INFORMATION SHOWN -
════════════════════
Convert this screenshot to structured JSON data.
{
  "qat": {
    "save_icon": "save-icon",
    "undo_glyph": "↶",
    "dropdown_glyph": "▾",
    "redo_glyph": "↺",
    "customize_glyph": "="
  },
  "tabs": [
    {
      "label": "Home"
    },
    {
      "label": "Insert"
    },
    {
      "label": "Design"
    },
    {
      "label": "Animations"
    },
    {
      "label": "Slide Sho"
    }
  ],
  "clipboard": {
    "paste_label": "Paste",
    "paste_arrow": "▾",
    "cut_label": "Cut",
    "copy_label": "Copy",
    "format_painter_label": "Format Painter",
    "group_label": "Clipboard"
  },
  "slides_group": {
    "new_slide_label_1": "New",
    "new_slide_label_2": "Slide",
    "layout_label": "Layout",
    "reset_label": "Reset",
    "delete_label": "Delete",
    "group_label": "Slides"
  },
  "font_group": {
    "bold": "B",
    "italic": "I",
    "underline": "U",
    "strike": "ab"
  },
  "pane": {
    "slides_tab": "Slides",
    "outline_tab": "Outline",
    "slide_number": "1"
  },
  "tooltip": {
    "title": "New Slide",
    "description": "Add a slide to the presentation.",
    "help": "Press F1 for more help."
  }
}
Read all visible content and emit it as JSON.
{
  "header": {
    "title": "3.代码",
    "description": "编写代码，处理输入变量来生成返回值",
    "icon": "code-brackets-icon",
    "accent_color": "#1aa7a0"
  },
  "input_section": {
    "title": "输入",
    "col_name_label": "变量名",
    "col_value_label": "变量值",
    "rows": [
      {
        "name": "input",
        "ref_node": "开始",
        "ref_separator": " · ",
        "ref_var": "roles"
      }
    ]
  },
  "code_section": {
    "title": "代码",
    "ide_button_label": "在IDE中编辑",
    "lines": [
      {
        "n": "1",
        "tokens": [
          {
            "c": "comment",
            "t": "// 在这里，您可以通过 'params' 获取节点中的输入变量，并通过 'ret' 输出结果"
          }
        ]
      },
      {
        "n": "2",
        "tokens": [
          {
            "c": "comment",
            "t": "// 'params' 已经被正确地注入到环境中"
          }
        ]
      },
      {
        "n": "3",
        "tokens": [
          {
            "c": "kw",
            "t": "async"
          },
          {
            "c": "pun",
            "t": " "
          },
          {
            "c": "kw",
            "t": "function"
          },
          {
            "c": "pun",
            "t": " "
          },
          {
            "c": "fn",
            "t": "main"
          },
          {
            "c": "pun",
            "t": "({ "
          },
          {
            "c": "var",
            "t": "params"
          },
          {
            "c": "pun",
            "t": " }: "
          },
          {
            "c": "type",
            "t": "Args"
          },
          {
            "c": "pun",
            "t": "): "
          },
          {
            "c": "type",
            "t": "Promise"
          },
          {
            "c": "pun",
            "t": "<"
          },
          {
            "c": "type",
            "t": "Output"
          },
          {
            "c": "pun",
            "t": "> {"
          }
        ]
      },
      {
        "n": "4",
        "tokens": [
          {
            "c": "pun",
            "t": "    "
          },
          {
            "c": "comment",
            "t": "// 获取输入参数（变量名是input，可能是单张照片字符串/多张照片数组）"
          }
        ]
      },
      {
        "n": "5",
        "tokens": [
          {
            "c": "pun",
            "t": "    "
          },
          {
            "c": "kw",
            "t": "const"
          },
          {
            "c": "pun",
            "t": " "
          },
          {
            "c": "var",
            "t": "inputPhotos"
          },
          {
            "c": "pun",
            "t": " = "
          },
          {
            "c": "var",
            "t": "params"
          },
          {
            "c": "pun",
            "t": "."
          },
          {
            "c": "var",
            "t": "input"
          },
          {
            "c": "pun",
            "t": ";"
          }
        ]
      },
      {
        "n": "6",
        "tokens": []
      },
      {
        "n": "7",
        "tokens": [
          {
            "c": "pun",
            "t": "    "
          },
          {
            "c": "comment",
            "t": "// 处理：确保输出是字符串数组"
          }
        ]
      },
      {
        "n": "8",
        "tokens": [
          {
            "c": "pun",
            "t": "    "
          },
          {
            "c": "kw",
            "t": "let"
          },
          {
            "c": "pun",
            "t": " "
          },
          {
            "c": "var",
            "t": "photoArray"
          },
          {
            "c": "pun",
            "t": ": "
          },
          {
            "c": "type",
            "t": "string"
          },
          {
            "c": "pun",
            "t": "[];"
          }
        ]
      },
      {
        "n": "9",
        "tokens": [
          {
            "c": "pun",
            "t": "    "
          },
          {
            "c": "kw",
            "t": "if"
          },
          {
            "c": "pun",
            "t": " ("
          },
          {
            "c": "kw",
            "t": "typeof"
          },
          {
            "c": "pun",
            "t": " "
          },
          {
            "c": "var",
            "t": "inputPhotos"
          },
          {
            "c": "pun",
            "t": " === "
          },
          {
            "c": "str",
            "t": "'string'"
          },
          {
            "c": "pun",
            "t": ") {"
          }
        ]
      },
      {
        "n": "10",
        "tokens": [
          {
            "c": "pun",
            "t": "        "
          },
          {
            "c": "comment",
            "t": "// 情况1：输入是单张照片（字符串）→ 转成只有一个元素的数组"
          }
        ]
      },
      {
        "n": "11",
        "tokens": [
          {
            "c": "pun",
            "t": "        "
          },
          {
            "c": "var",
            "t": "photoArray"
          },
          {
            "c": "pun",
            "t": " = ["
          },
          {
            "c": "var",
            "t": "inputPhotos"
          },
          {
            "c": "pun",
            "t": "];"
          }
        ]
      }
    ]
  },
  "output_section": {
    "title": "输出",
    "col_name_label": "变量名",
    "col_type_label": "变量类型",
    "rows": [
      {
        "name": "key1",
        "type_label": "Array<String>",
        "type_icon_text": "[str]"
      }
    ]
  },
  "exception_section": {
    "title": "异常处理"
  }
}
════════════════════
AIM -
Print out all the entries precisely as written.

TASK ANSWER -
Convert this screenshot to structured JSON data.
{
  "qat": {
    "save_icon": "save-icon",
    "undo_glyph": "↶",
    "dropdown_glyph": "▾",
    "redo_glyph": "↺",
    "customize_glyph": "="
  },
  "tabs": [
    {
      "label": "Home"
    },
    {
      "label": "Insert"
    },
    {
      "label": "Design"
    },
    {
      "label": "Animations"
    },
    {
      "label": "Slide Sho"
    }
  ],
  "clipboard": {
    "paste_label": "Paste",
    "paste_arrow": "▾",
    "cut_label": "Cut",
    "copy_label": "Copy",
    "format_painter_label": "Format Painter",
    "group_label": "Clipboard"
  },
  "slides_group": {
    "new_slide_label_1": "New",
    "new_slide_label_2": "Slide",
    "layout_label": "Layout",
    "reset_label": "Reset",
    "delete_label": "Delete",
    "group_label": "Slides"
  },
  "font_group": {
    "bold": "B",
    "italic": "I",
    "underline": "U",
    "strike": "ab"
  },
  "pane": {
    "slides_tab": "Slides",
    "outline_tab": "Outline",
    "slide_number": "1"
  },
  "tooltip": {
    "title": "New Slide",
    "description": "Add a slide to the presentation.",
    "help": "Press F1 for more help."
  }
}
Read all visible content and emit it as JSON.
{
  "header": {
    "title": "3.代码",
    "description": "编写代码，处理输入变量来生成返回值",
    "icon": "code-brackets-icon",
    "accent_color": "#1aa7a0"
  },
  "input_section": {
    "title": "输入",
    "col_name_label": "变量名",
    "col_value_label": "变量值",
    "rows": [
      {
        "name": "input",
        "ref_node": "开始",
        "ref_separator": " · ",
        "ref_var": "roles"
      }
    ]
  },
  "code_section": {
    "title": "代码",
    "ide_button_label": "在IDE中编辑",
    "lines": [
      {
        "n": "1",
        "tokens": [
          {
            "c": "comment",
            "t": "// 在这里，您可以通过 'params' 获取节点中的输入变量，并通过 'ret' 输出结果"
          }
        ]
      },
      {
        "n": "2",
        "tokens": [
          {
            "c": "comment",
            "t": "// 'params' 已经被正确地注入到环境中"
          }
        ]
      },
      {
        "n": "3",
        "tokens": [
          {
            "c": "kw",
            "t": "async"
          },
          {
            "c": "pun",
            "t": " "
          },
          {
            "c": "kw",
            "t": "function"
          },
          {
            "c": "pun",
            "t": " "
          },
          {
            "c": "fn",
            "t": "main"
          },
          {
            "c": "pun",
            "t": "({ "
          },
          {
            "c": "var",
            "t": "params"
          },
          {
            "c": "pun",
            "t": " }: "
          },
          {
            "c": "type",
            "t": "Args"
          },
          {
            "c": "pun",
            "t": "): "
          },
          {
            "c": "type",
            "t": "Promise"
          },
          {
            "c": "pun",
            "t": "<"
          },
          {
            "c": "type",
            "t": "Output"
          },
          {
            "c": "pun",
            "t": "> {"
          }
        ]
      },
      {
        "n": "4",
        "tokens": [
          {
            "c": "pun",
            "t": "    "
          },
          {
            "c": "comment",
            "t": "// 获取输入参数（变量名是input，可能是单张照片字符串/多张照片数组）"
          }
        ]
      },
      {
        "n": "5",
        "tokens": [
          {
            "c": "pun",
            "t": "    "
          },
          {
            "c": "kw",
            "t": "const"
          },
          {
            "c": "pun",
            "t": " "
          },
          {
            "c": "var",
            "t": "inputPhotos"
          },
          {
            "c": "pun",
            "t": " = "
          },
          {
            "c": "var",
            "t": "params"
          },
          {
            "c": "pun",
            "t": "."
          },
          {
            "c": "var",
            "t": "input"
          },
          {
            "c": "pun",
            "t": ";"
          }
        ]
      },
      {
        "n": "6",
        "tokens": []
      },
      {
        "n": "7",
        "tokens": [
          {
            "c": "pun",
            "t": "    "
          },
          {
            "c": "comment",
            "t": "// 处理：确保输出是字符串数组"
          }
        ]
      },
      {
        "n": "8",
        "tokens": [
          {
            "c": "pun",
            "t": "    "
          },
          {
            "c": "kw",
            "t": "let"
          },
          {
            "c": "pun",
            "t": " "
          },
          {
            "c": "var",
            "t": "photoArray"
          },
          {
            "c": "pun",
            "t": ": "
          },
          {
            "c": "type",
            "t": "string"
          },
          {
            "c": "pun",
            "t": "[];"
          }
        ]
      },
      {
        "n": "9",
        "tokens": [
          {
            "c": "pun",
            "t": "    "
          },
          {
            "c": "kw",
            "t": "if"
          },
          {
            "c": "pun",
            "t": " ("
          },
          {
            "c": "kw",
            "t": "typeof"
          },
          {
            "c": "pun",
            "t": " "
          },
          {
            "c": "var",
            "t": "inputPhotos"
          },
          {
            "c": "pun",
            "t": " === "
          },
          {
            "c": "str",
            "t": "'string'"
          },
          {
            "c": "pun",
            "t": ") {"
          }
        ]
      },
      {
        "n": "10",
        "tokens": [
          {
            "c": "pun",
            "t": "        "
          },
          {
            "c": "comment",
            "t": "// 情况1：输入是单张照片（字符串）→ 转成只有一个元素的数组"
          }
        ]
      },
      {
        "n": "11",
        "tokens": [
          {
            "c": "pun",
            "t": "        "
          },
          {
            "c": "var",
            "t": "photoArray"
          },
          {
            "c": "pun",
            "t": " = ["
          },
          {
            "c": "var",
            "t": "inputPhotos"
          },
          {
            "c": "pun",
            "t": "];"
          }
        ]
      }
    ]
  },
  "output_section": {
    "title": "输出",
    "col_name_label": "变量名",
    "col_type_label": "变量类型",
    "rows": [
      {
        "name": "key1",
        "type_label": "Array<String>",
        "type_icon_text": "[str]"
      }
    ]
  },
  "exception_section": {
    "title": "异常处理"
  }
}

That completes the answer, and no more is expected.